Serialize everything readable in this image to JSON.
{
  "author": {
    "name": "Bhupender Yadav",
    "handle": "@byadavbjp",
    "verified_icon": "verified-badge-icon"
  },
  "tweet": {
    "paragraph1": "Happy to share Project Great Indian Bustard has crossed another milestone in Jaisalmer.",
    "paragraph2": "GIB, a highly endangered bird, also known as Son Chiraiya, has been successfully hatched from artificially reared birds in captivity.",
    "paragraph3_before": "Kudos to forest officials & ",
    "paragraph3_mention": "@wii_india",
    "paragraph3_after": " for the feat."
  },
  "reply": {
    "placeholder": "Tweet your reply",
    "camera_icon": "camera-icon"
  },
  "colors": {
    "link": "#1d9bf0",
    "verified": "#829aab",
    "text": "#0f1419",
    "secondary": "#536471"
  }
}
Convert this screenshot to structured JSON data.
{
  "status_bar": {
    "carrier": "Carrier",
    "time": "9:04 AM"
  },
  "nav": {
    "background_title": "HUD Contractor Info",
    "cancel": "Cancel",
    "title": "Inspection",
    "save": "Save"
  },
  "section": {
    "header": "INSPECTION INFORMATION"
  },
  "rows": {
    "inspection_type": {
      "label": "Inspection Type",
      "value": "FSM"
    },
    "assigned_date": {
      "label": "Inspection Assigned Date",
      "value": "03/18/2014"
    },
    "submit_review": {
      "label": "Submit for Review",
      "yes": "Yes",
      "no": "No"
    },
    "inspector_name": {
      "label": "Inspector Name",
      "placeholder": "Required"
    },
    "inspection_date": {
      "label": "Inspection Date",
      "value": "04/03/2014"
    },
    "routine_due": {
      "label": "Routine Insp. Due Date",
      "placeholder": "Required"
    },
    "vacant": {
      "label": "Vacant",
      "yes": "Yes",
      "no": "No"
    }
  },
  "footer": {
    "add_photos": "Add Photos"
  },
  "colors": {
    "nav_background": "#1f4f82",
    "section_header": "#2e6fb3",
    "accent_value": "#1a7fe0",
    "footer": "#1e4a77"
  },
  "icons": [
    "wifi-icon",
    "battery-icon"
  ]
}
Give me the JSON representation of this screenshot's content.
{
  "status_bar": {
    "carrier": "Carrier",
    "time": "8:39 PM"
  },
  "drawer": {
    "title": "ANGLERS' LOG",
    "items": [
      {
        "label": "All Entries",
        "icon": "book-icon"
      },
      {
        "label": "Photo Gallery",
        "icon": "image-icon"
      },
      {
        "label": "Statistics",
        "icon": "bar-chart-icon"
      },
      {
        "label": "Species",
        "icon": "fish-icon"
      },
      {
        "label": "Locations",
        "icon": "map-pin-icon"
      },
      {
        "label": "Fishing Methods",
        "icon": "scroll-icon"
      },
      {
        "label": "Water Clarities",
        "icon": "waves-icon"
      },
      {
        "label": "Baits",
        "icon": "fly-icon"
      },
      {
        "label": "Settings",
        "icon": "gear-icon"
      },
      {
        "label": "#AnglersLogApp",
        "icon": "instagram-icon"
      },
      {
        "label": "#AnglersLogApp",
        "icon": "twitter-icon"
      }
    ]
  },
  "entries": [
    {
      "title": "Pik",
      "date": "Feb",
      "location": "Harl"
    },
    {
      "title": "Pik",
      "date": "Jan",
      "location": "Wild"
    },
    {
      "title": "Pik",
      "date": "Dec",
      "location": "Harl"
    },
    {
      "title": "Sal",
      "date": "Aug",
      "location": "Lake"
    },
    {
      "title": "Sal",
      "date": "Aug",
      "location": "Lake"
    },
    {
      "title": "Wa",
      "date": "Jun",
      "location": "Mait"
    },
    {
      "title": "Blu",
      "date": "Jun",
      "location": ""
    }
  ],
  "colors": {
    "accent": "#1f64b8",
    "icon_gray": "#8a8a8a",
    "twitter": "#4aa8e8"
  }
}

**What is needed:** Exact copies of all the records are required.

**Correct response:**
Serialize everything readable in this image to JSON.
{
  "author": {
    "name": "Bhupender Yadav",
    "handle": "@byadavbjp",
    "verified_icon": "verified-badge-icon"
  },
  "tweet": {
    "paragraph1": "Happy to share Project Great Indian Bustard has crossed another milestone in Jaisalmer.",
    "paragraph2": "GIB, a highly endangered bird, also known as Son Chiraiya, has been successfully hatched from artificially reared birds in captivity.",
    "paragraph3_before": "Kudos to forest officials & ",
    "paragraph3_mention": "@wii_india",
    "paragraph3_after": " for the feat."
  },
  "reply": {
    "placeholder": "Tweet your reply",
    "camera_icon": "camera-icon"
  },
  "colors": {
    "link": "#1d9bf0",
    "verified": "#829aab",
    "text": "#0f1419",
    "secondary": "#536471"
  }
}
Convert this screenshot to structured JSON data.
{
  "status_bar": {
    "carrier": "Carrier",
    "time": "9:04 AM"
  },
  "nav": {
    "background_title": "HUD Contractor Info",
    "cancel": "Cancel",
    "title": "Inspection",
    "save": "Save"
  },
  "section": {
    "header": "INSPECTION INFORMATION"
  },
  "rows": {
    "inspection_type": {
      "label": "Inspection Type",
      "value": "FSM"
    },
    "assigned_date": {
      "label": "Inspection Assigned Date",
      "value": "03/18/2014"
    },
    "submit_review": {
      "label": "Submit for Review",
      "yes": "Yes",
      "no": "No"
    },
    "inspector_name": {
      "label": "Inspector Name",
      "placeholder": "Required"
    },
    "inspection_date": {
      "label": "Inspection Date",
      "value": "04/03/2014"
    },
    "routine_due": {
      "label": "Routine Insp. Due Date",
      "placeholder": "Required"
    },
    "vacant": {
      "label": "Vacant",
      "yes": "Yes",
      "no": "No"
    }
  },
  "footer": {
    "add_photos": "Add Photos"
  },
  "colors": {
    "nav_background": "#1f4f82",
    "section_header": "#2e6fb3",
    "accent_value": "#1a7fe0",
    "footer": "#1e4a77"
  },
  "icons": [
    "wifi-icon",
    "battery-icon"
  ]
}
Give me the JSON representation of this screenshot's content.
{
  "status_bar": {
    "carrier": "Carrier",
    "time": "8:39 PM"
  },
  "drawer": {
    "title": "ANGLERS' LOG",
    "items": [
      {
        "label": "All Entries",
        "icon": "book-icon"
      },
      {
        "label": "Photo Gallery",
        "icon": "image-icon"
      },
      {
        "label": "Statistics",
        "icon": "bar-chart-icon"
      },
      {
        "label": "Species",
        "icon": "fish-icon"
      },
      {
        "label": "Locations",
        "icon": "map-pin-icon"
      },
      {
        "label": "Fishing Methods",
        "icon": "scroll-icon"
      },
      {
        "label": "Water Clarities",
        "icon": "waves-icon"
      },
      {
        "label": "Baits",
        "icon": "fly-icon"
      },
      {
        "label": "Settings",
        "icon": "gear-icon"
      },
      {
        "label": "#AnglersLogApp",
        "icon": "instagram-icon"
      },
      {
        "label": "#AnglersLogApp",
        "icon": "twitter-icon"
      }
    ]
  },
  "entries": [
    {
      "title": "Pik",
      "date": "Feb",
      "location": "Harl"
    },
    {
      "title": "Pik",
      "date": "Jan",
      "location": "Wild"
    },
    {
      "title": "Pik",
      "date": "Dec",
      "location": "Harl"
    },
    {
      "title": "Sal",
      "date": "Aug",
      "location": "Lake"
    },
    {
      "title": "Sal",
      "date": "Aug",
      "location": "Lake"
    },
    {
      "title": "Wa",
      "date": "Jun",
      "location": "Mait"
    },
    {
      "title": "Blu",
      "date": "Jun",
      "location": ""
    }
  ],
  "colors": {
    "accent": "#1f64b8",
    "icon_gray": "#8a8a8a",
    "twitter": "#4aa8e8"
  }
}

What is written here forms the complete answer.